THE PROBLEM> Reproduce every line in the listing that contains the word "object".

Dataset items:
****************
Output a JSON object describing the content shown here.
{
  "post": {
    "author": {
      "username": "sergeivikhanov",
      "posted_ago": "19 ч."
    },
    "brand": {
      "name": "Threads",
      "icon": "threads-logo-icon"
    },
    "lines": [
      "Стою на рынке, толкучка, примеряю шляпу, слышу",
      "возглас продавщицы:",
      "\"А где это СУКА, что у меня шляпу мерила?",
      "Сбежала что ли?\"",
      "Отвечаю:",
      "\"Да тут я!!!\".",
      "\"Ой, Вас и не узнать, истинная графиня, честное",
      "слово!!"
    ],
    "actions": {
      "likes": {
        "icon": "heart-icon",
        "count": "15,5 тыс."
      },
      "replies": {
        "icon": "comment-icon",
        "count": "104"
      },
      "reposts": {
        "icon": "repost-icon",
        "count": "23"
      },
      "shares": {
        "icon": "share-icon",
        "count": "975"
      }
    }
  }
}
****************
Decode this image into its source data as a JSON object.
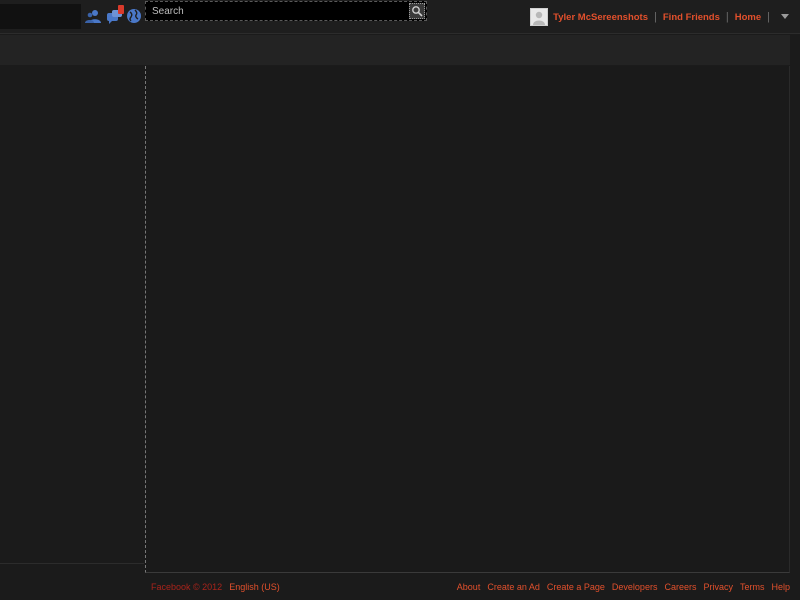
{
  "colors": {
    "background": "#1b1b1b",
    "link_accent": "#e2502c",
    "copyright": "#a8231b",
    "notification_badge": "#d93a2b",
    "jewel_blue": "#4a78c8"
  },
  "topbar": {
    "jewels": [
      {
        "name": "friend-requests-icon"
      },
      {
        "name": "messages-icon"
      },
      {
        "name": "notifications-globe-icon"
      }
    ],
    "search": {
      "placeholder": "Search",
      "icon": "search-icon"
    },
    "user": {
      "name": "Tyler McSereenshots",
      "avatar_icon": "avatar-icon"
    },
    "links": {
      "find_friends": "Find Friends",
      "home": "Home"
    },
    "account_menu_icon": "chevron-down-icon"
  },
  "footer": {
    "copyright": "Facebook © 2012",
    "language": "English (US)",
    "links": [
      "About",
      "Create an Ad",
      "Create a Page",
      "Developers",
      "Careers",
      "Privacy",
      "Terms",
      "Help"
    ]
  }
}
****************
RESULT OF THE EXERCISE>
Output a JSON object describing the content shown here.
Decode this image into its source data as a JSON object.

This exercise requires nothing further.